» Exercise details
Count how many lines hold the string "ylabel". Answer with that number and nothing more.

● ● ●

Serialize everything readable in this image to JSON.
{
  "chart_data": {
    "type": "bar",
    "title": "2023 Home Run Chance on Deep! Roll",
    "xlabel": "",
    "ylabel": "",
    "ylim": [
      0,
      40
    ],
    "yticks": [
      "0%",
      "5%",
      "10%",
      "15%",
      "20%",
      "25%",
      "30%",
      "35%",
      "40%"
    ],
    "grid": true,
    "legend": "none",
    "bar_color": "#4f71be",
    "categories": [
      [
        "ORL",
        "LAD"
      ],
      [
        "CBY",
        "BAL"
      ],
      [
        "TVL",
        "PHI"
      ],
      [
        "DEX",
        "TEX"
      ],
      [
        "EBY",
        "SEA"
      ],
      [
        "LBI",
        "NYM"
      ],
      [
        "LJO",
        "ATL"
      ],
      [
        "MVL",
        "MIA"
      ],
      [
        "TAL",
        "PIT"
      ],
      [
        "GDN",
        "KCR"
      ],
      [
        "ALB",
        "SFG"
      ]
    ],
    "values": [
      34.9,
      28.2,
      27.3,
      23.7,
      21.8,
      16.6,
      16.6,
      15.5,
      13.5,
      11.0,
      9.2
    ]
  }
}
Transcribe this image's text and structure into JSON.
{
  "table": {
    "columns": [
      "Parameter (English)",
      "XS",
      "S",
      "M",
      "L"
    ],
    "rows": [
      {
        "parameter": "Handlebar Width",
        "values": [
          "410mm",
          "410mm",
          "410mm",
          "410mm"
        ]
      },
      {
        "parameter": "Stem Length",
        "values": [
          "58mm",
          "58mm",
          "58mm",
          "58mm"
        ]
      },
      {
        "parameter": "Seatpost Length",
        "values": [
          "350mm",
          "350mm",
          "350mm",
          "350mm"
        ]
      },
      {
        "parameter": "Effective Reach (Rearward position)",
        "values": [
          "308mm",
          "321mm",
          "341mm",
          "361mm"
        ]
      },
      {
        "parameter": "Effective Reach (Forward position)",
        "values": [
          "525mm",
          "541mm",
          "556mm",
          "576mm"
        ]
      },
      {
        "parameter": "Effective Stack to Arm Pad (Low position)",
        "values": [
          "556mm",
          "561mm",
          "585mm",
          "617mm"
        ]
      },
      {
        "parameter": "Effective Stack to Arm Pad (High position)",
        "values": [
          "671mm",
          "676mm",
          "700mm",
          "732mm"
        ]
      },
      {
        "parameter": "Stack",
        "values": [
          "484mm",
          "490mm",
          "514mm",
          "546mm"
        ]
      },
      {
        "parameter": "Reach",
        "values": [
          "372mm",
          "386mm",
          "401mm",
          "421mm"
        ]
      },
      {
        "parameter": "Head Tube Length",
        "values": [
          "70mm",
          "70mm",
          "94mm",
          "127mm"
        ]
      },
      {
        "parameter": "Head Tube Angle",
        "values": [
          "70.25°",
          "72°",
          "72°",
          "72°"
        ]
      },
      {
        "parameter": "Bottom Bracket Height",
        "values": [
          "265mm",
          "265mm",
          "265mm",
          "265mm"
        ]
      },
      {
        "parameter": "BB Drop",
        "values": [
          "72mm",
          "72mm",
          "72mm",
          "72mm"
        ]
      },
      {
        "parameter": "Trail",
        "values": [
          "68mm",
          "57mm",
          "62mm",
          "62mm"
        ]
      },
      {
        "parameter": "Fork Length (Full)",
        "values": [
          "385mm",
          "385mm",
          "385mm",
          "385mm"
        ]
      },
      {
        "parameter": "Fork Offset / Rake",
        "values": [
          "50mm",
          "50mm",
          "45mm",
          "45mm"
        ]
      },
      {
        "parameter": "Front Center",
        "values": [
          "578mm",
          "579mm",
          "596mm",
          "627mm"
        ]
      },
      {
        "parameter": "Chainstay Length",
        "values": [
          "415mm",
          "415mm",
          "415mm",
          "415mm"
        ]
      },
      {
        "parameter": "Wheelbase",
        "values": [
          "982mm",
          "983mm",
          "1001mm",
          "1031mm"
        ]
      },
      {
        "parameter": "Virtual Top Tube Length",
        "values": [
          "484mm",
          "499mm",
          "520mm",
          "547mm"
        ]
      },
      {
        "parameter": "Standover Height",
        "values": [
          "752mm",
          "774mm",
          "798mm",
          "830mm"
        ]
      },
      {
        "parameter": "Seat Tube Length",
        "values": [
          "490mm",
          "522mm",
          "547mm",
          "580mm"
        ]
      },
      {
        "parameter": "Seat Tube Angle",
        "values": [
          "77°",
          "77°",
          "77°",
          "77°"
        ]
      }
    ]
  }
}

● ● ●

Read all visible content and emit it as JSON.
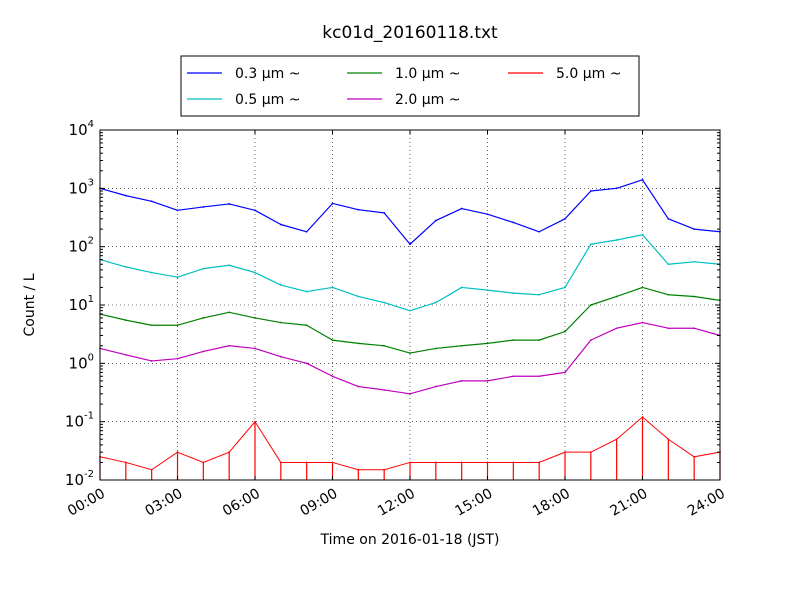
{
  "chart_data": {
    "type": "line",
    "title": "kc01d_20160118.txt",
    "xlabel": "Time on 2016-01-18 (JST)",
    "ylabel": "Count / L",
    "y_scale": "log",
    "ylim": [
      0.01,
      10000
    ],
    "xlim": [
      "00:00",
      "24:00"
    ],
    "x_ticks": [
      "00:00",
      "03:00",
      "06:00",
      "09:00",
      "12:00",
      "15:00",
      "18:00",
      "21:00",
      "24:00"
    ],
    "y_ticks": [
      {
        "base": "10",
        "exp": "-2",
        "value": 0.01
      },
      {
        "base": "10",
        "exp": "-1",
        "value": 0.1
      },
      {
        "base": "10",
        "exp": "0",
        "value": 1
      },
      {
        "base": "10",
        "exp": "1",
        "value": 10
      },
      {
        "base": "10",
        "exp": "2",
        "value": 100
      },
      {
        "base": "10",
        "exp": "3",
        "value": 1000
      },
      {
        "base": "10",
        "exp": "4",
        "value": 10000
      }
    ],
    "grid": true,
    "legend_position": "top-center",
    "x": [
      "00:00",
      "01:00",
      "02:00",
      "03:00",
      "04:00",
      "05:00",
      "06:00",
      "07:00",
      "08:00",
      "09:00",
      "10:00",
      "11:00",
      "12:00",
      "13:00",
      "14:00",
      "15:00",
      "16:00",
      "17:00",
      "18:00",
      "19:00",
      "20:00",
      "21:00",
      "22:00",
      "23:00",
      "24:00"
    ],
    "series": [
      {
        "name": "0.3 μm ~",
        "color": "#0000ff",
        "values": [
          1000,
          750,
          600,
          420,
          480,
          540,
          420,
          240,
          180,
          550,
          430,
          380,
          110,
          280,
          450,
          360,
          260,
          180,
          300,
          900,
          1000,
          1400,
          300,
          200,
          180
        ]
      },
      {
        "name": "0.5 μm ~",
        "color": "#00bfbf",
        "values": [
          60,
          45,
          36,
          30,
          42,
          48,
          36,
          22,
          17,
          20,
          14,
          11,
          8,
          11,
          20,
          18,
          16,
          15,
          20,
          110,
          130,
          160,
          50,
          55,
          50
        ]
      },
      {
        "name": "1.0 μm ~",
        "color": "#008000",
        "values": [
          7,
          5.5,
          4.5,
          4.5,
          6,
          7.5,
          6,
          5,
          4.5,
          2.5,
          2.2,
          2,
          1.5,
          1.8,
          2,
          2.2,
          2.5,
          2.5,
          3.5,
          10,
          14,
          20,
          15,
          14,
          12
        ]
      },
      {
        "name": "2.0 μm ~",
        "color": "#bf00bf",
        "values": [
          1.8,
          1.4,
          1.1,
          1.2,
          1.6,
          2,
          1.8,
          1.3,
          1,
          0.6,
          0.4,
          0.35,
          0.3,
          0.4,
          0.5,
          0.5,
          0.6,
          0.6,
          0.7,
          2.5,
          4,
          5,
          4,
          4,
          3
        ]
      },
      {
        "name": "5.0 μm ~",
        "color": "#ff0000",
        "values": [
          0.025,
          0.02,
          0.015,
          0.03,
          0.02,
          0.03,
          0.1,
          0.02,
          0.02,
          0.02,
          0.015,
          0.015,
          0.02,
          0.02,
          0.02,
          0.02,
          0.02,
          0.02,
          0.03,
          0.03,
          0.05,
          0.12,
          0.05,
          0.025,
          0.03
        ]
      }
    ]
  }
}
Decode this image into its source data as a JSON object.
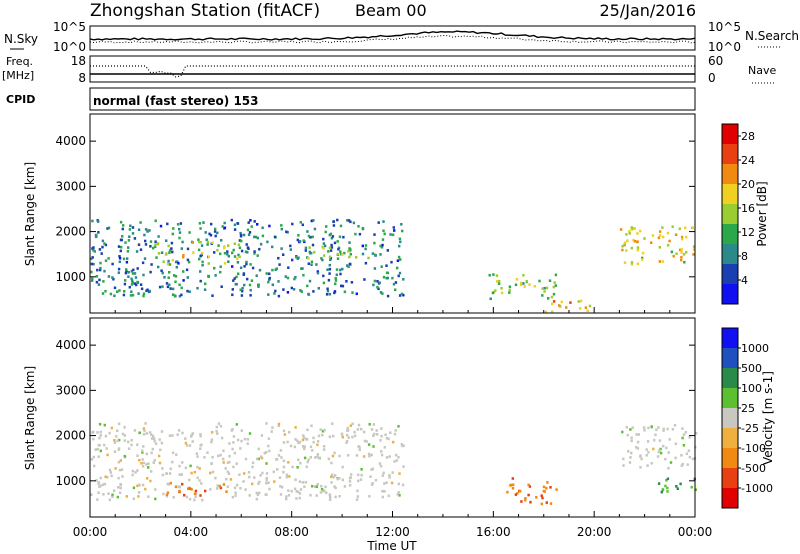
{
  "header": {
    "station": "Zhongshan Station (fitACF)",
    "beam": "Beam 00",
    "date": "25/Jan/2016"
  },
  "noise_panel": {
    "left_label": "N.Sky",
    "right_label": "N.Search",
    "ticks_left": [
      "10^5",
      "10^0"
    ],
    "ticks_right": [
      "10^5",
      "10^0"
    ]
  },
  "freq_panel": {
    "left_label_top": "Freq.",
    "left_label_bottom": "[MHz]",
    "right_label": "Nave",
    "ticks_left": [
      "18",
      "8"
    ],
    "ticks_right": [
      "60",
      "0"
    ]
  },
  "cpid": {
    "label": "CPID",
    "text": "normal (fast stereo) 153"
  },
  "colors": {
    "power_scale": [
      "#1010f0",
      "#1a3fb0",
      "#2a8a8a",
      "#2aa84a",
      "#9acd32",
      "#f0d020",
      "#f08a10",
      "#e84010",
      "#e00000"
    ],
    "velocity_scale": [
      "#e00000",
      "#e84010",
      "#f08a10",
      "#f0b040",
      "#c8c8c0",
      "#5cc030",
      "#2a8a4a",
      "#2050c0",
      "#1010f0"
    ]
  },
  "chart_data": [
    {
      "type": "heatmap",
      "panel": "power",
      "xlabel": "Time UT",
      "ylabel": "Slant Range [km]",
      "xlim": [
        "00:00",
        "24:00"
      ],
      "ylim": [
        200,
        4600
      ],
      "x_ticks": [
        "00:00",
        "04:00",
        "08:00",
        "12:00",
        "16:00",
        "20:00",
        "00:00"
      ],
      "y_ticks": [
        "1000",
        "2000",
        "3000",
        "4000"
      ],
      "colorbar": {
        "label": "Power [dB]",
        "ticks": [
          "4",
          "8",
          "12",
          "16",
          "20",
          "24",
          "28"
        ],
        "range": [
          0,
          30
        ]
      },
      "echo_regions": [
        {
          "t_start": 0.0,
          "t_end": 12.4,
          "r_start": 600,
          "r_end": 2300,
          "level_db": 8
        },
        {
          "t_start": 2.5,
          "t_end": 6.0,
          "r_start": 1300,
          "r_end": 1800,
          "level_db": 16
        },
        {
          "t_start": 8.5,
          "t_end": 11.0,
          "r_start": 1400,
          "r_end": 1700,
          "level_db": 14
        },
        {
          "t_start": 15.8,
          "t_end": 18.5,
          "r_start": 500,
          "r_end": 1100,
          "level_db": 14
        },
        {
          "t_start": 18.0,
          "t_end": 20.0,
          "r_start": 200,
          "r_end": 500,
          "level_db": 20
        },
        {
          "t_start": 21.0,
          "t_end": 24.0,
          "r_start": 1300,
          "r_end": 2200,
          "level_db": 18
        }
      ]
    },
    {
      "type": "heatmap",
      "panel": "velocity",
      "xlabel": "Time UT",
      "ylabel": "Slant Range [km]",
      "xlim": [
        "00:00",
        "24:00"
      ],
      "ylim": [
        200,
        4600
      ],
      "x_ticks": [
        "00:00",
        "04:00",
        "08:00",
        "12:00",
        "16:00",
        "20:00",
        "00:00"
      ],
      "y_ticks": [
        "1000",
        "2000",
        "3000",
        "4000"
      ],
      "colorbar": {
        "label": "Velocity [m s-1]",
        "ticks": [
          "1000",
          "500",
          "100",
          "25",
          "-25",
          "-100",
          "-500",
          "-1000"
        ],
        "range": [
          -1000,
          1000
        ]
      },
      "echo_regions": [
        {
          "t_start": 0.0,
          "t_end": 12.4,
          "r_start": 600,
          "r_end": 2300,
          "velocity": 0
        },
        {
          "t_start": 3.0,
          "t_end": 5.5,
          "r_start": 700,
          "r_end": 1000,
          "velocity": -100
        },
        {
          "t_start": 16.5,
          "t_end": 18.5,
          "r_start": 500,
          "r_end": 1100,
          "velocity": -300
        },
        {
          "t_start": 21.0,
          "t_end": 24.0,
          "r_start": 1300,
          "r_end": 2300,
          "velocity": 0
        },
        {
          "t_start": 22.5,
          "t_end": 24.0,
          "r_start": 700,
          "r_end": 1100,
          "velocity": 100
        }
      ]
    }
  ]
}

● ● ●

» Answer below
4